Stored data:
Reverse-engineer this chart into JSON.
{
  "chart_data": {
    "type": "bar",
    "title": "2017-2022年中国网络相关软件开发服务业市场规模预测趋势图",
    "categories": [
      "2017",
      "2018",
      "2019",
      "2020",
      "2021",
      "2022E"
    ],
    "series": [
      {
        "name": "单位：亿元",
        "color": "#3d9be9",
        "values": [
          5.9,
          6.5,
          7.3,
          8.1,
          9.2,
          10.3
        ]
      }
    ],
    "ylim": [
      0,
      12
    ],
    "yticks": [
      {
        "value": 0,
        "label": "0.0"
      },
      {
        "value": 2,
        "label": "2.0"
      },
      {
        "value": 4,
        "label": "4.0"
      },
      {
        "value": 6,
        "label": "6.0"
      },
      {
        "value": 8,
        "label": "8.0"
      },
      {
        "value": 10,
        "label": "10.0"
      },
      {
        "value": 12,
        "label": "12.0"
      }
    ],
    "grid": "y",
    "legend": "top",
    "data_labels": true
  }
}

_DIRECTION_
Transcribe the material above in its entirety. Match it exactly.

_CORRECT RESULT_
Reverse-engineer this chart into JSON.
{
  "chart_data": {
    "type": "bar",
    "title": "2017-2022年中国网络相关软件开发服务业市场规模预测趋势图",
    "categories": [
      "2017",
      "2018",
      "2019",
      "2020",
      "2021",
      "2022E"
    ],
    "series": [
      {
        "name": "单位：亿元",
        "color": "#3d9be9",
        "values": [
          5.9,
          6.5,
          7.3,
          8.1,
          9.2,
          10.3
        ]
      }
    ],
    "ylim": [
      0,
      12
    ],
    "yticks": [
      {
        "value": 0,
        "label": "0.0"
      },
      {
        "value": 2,
        "label": "2.0"
      },
      {
        "value": 4,
        "label": "4.0"
      },
      {
        "value": 6,
        "label": "6.0"
      },
      {
        "value": 8,
        "label": "8.0"
      },
      {
        "value": 10,
        "label": "10.0"
      },
      {
        "value": 12,
        "label": "12.0"
      }
    ],
    "grid": "y",
    "legend": "top",
    "data_labels": true
  }
}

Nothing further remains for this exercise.